### Description of the task
Quote, without change, all of the lines that follow.

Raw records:
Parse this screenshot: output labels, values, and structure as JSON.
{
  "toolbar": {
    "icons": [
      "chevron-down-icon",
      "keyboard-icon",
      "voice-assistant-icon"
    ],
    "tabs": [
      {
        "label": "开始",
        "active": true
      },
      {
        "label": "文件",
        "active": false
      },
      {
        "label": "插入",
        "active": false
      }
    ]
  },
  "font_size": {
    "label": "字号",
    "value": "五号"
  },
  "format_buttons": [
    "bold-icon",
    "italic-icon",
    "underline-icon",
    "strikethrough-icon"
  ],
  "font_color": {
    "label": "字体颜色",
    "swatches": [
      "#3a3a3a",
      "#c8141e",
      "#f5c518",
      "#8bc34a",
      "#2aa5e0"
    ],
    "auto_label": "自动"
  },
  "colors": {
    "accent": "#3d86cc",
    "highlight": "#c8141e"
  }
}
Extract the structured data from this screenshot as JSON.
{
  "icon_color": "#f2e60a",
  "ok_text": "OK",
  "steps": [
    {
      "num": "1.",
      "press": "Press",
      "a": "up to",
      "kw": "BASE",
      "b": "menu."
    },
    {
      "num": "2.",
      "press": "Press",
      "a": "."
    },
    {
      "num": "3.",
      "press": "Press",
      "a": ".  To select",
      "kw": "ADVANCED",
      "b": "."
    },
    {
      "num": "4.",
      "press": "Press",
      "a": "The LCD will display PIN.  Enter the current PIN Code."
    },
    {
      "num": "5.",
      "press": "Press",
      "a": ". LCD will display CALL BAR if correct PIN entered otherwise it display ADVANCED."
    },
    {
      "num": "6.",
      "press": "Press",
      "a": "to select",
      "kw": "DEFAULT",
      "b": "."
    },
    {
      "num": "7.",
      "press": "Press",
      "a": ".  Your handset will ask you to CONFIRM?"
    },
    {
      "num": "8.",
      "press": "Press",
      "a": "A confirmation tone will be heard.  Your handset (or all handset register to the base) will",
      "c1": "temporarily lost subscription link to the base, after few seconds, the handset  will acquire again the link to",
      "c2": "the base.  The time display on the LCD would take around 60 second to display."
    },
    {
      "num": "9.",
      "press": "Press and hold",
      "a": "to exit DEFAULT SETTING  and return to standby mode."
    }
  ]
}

### Answer to this problem
Parse this screenshot: output labels, values, and structure as JSON.
{
  "toolbar": {
    "icons": [
      "chevron-down-icon",
      "keyboard-icon",
      "voice-assistant-icon"
    ],
    "tabs": [
      {
        "label": "开始",
        "active": true
      },
      {
        "label": "文件",
        "active": false
      },
      {
        "label": "插入",
        "active": false
      }
    ]
  },
  "font_size": {
    "label": "字号",
    "value": "五号"
  },
  "format_buttons": [
    "bold-icon",
    "italic-icon",
    "underline-icon",
    "strikethrough-icon"
  ],
  "font_color": {
    "label": "字体颜色",
    "swatches": [
      "#3a3a3a",
      "#c8141e",
      "#f5c518",
      "#8bc34a",
      "#2aa5e0"
    ],
    "auto_label": "自动"
  },
  "colors": {
    "accent": "#3d86cc",
    "highlight": "#c8141e"
  }
}
Extract the structured data from this screenshot as JSON.
{
  "icon_color": "#f2e60a",
  "ok_text": "OK",
  "steps": [
    {
      "num": "1.",
      "press": "Press",
      "a": "up to",
      "kw": "BASE",
      "b": "menu."
    },
    {
      "num": "2.",
      "press": "Press",
      "a": "."
    },
    {
      "num": "3.",
      "press": "Press",
      "a": ".  To select",
      "kw": "ADVANCED",
      "b": "."
    },
    {
      "num": "4.",
      "press": "Press",
      "a": "The LCD will display PIN.  Enter the current PIN Code."
    },
    {
      "num": "5.",
      "press": "Press",
      "a": ". LCD will display CALL BAR if correct PIN entered otherwise it display ADVANCED."
    },
    {
      "num": "6.",
      "press": "Press",
      "a": "to select",
      "kw": "DEFAULT",
      "b": "."
    },
    {
      "num": "7.",
      "press": "Press",
      "a": ".  Your handset will ask you to CONFIRM?"
    },
    {
      "num": "8.",
      "press": "Press",
      "a": "A confirmation tone will be heard.  Your handset (or all handset register to the base) will",
      "c1": "temporarily lost subscription link to the base, after few seconds, the handset  will acquire again the link to",
      "c2": "the base.  The time display on the LCD would take around 60 second to display."
    },
    {
      "num": "9.",
      "press": "Press and hold",
      "a": "to exit DEFAULT SETTING  and return to standby mode."
    }
  ]
}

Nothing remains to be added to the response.